Records from a data collection
_ _ _ _

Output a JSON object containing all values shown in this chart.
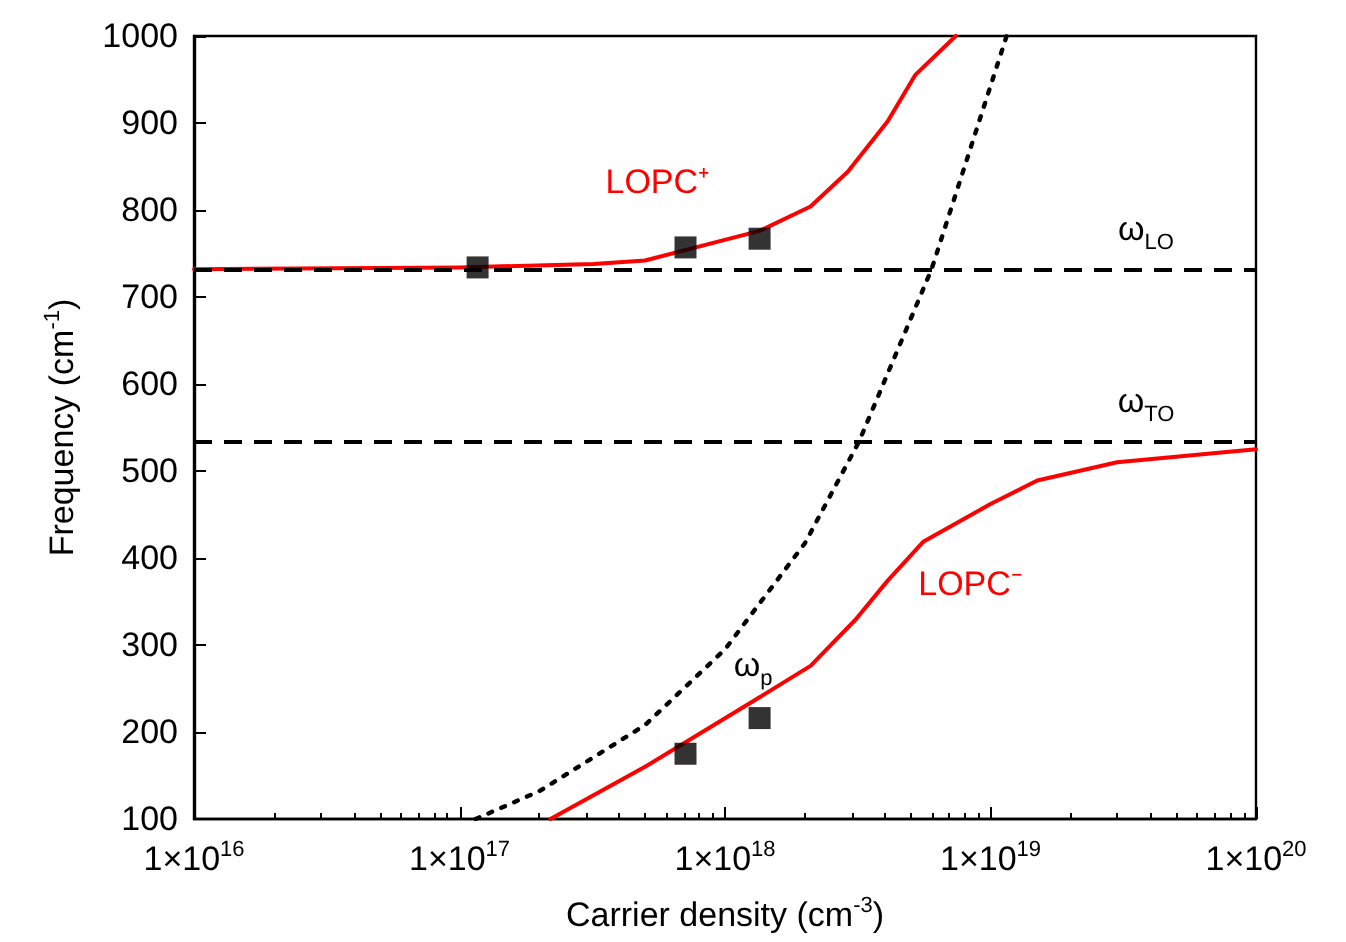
{
  "chart_data": {
    "type": "line",
    "xlabel": "Carrier density (cm$^{-3}$)",
    "ylabel": "Frequency (cm$^{-1}$)",
    "xlim": [
      1e+16,
      1e+20
    ],
    "xticks": [
      {
        "value": 1e+16,
        "label": "1×10$^{16}$"
      },
      {
        "value": 1e+17,
        "label": "1×10$^{17}$"
      },
      {
        "value": 1e+18,
        "label": "1×10$^{18}$"
      },
      {
        "value": 1e+19,
        "label": "1×10$^{19}$"
      },
      {
        "value": 1e+20,
        "label": "1×10$^{20}$"
      }
    ],
    "ylim": [
      100,
      1000
    ],
    "yticks": [
      100,
      200,
      300,
      400,
      500,
      600,
      700,
      800,
      900,
      1000
    ],
    "log": "x",
    "grid": false,
    "series": [
      {
        "name": "LOPC⁺",
        "color": "#ff0000",
        "line_style": "solid",
        "marker": "none",
        "x": [
          1e+16,
          1e+17,
          3.2e+17,
          5e+17,
          1.35e+18,
          2.1e+18,
          2.9e+18,
          4.1e+18,
          5.2e+18,
          7.4e+18
        ],
        "values": [
          732,
          734,
          738,
          742,
          776,
          804,
          844,
          902,
          955,
          1000
        ]
      },
      {
        "name": "LOPC⁻",
        "color": "#ff0000",
        "line_style": "solid",
        "marker": "none",
        "x": [
          2.2e+17,
          5e+17,
          1.35e+18,
          2.1e+18,
          3.1e+18,
          4.1e+18,
          5.6e+18,
          1e+19,
          1.5e+19,
          3e+19,
          1e+20
        ],
        "values": [
          100,
          160,
          240,
          276,
          329,
          374,
          419,
          462,
          489,
          510,
          525
        ]
      },
      {
        "name": "ω$_{p}$",
        "color": "#000000",
        "line_style": "dotted",
        "marker": "none",
        "x": [
          1.15e+17,
          2e+17,
          5e+17,
          1e+18,
          2e+18,
          3.2e+18,
          6e+18,
          1.15e+19
        ],
        "values": [
          100,
          132,
          208,
          295,
          417,
          534,
          732,
          1000
        ]
      },
      {
        "type": "scatter",
        "color": "#000000",
        "marker": "square",
        "x": [
          1.17e+17,
          7.1e+17,
          1.35e+18,
          7.1e+17,
          1.35e+18
        ],
        "values": [
          734,
          757,
          767,
          175,
          216
        ]
      }
    ],
    "ref_lines": [
      {
        "axis": "y",
        "value": 732,
        "label": "ω$_{LO}$",
        "color": "#000000",
        "line_style": "dashed"
      },
      {
        "axis": "y",
        "value": 534,
        "label": "ω$_{TO}$",
        "color": "#000000",
        "line_style": "dashed"
      }
    ]
  }
}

_ _ _ _

**What to do**
Skip the pictures, then retype every line above exactly.

**Result below**
Output a JSON object containing all values shown in this chart.
{
  "chart_data": {
    "type": "line",
    "xlabel": "Carrier density (cm$^{-3}$)",
    "ylabel": "Frequency (cm$^{-1}$)",
    "xlim": [
      1e+16,
      1e+20
    ],
    "xticks": [
      {
        "value": 1e+16,
        "label": "1×10$^{16}$"
      },
      {
        "value": 1e+17,
        "label": "1×10$^{17}$"
      },
      {
        "value": 1e+18,
        "label": "1×10$^{18}$"
      },
      {
        "value": 1e+19,
        "label": "1×10$^{19}$"
      },
      {
        "value": 1e+20,
        "label": "1×10$^{20}$"
      }
    ],
    "ylim": [
      100,
      1000
    ],
    "yticks": [
      100,
      200,
      300,
      400,
      500,
      600,
      700,
      800,
      900,
      1000
    ],
    "log": "x",
    "grid": false,
    "series": [
      {
        "name": "LOPC⁺",
        "color": "#ff0000",
        "line_style": "solid",
        "marker": "none",
        "x": [
          1e+16,
          1e+17,
          3.2e+17,
          5e+17,
          1.35e+18,
          2.1e+18,
          2.9e+18,
          4.1e+18,
          5.2e+18,
          7.4e+18
        ],
        "values": [
          732,
          734,
          738,
          742,
          776,
          804,
          844,
          902,
          955,
          1000
        ]
      },
      {
        "name": "LOPC⁻",
        "color": "#ff0000",
        "line_style": "solid",
        "marker": "none",
        "x": [
          2.2e+17,
          5e+17,
          1.35e+18,
          2.1e+18,
          3.1e+18,
          4.1e+18,
          5.6e+18,
          1e+19,
          1.5e+19,
          3e+19,
          1e+20
        ],
        "values": [
          100,
          160,
          240,
          276,
          329,
          374,
          419,
          462,
          489,
          510,
          525
        ]
      },
      {
        "name": "ω$_{p}$",
        "color": "#000000",
        "line_style": "dotted",
        "marker": "none",
        "x": [
          1.15e+17,
          2e+17,
          5e+17,
          1e+18,
          2e+18,
          3.2e+18,
          6e+18,
          1.15e+19
        ],
        "values": [
          100,
          132,
          208,
          295,
          417,
          534,
          732,
          1000
        ]
      },
      {
        "type": "scatter",
        "color": "#000000",
        "marker": "square",
        "x": [
          1.17e+17,
          7.1e+17,
          1.35e+18,
          7.1e+17,
          1.35e+18
        ],
        "values": [
          734,
          757,
          767,
          175,
          216
        ]
      }
    ],
    "ref_lines": [
      {
        "axis": "y",
        "value": 732,
        "label": "ω$_{LO}$",
        "color": "#000000",
        "line_style": "dashed"
      },
      {
        "axis": "y",
        "value": 534,
        "label": "ω$_{TO}$",
        "color": "#000000",
        "line_style": "dashed"
      }
    ]
  }
}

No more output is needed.